### To do
Count every line that holds the string "Province", and report the number alone.

Data records:
__________________________________________________
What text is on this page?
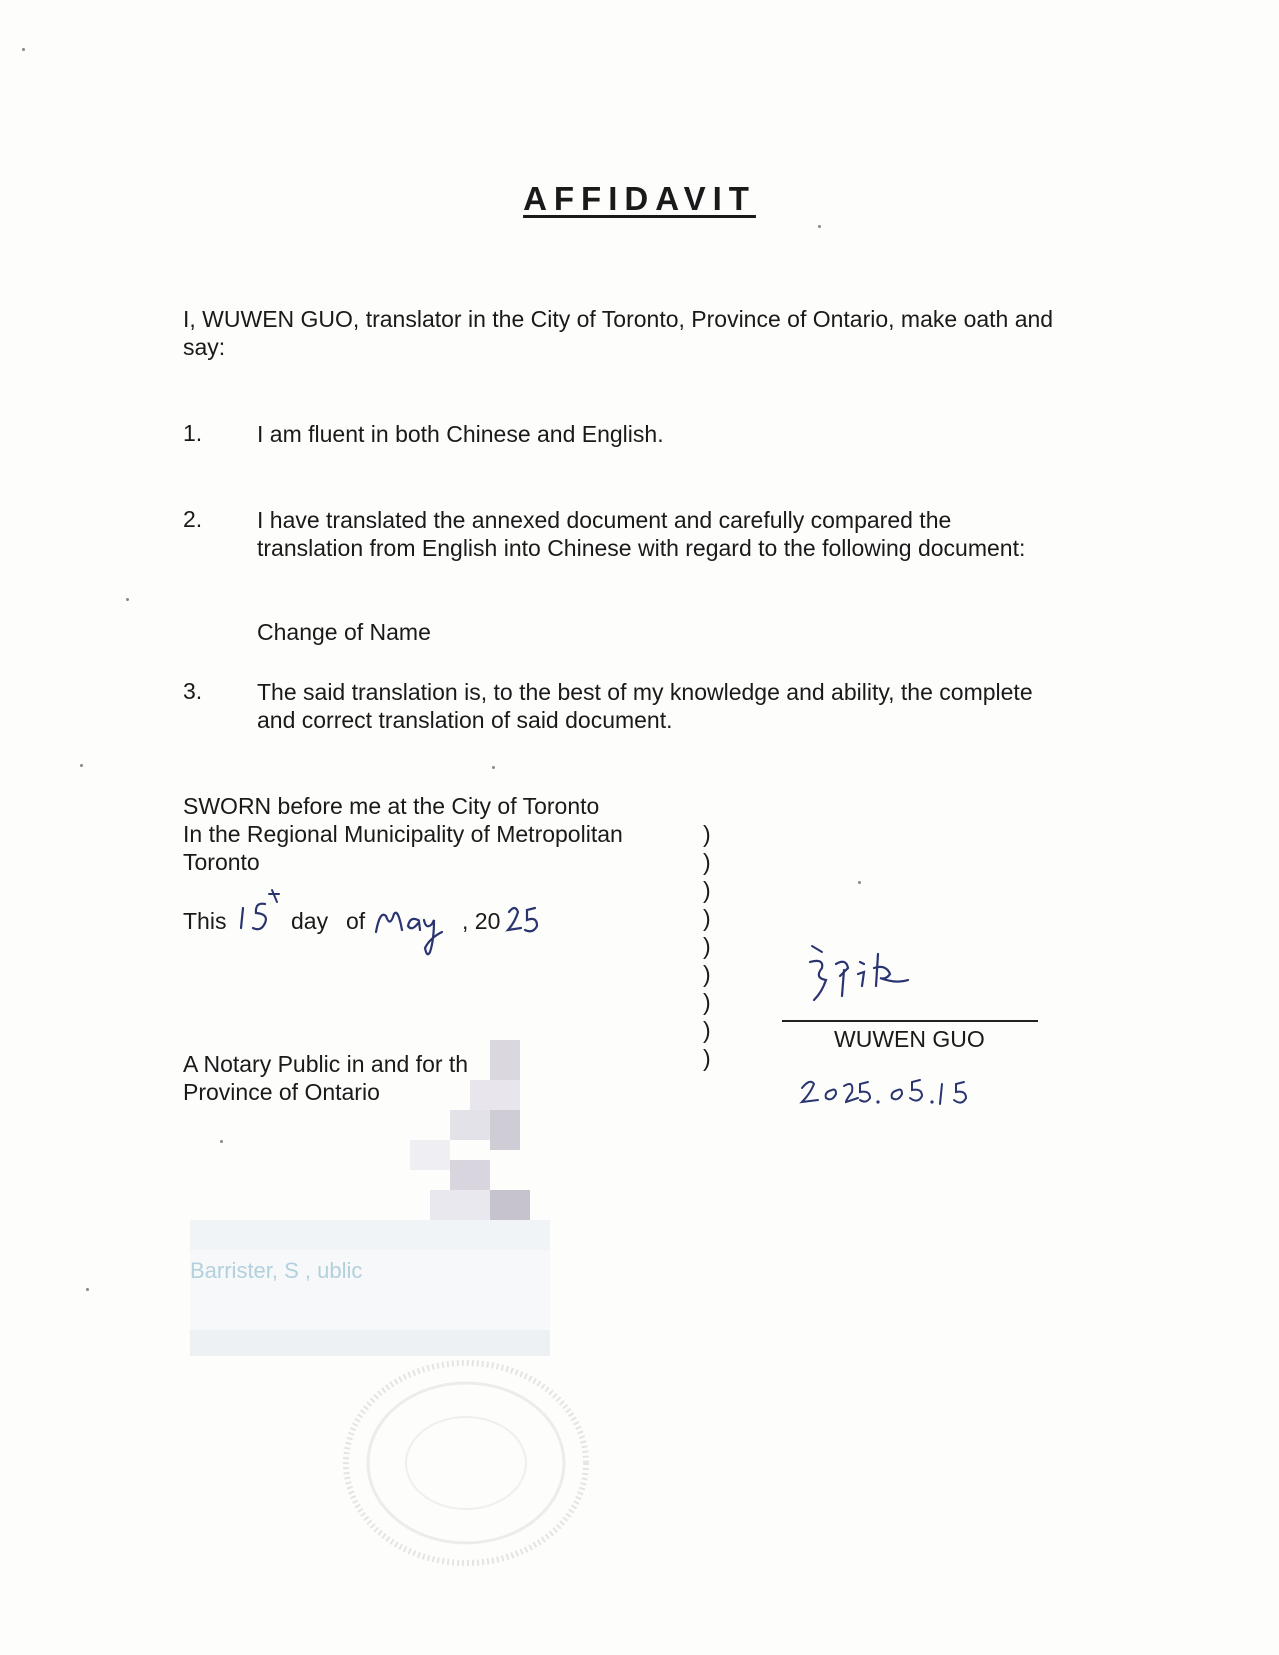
AFFIDAVIT
I, WUWEN GUO, translator in the City of Toronto, Province of Ontario, make oath and say:
1. I am fluent in both Chinese and English.
2. I have translated the annexed document and carefully compared the translation from English into Chinese with regard to the following document:
Change of Name
3. The said translation is, to the best of my knowledge and ability, the complete and correct translation of said document.
SWORN before me at the City of Toronto
In the Regional Municipality of Metropolitan
Toronto
This	day of	, 20
)
)
)
)
)
)
)
)
)
A Notary Public in and for th
Province of Ontario
WUWEN GUO
Barrister, S , ublic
__________________________________________________
### Answer
2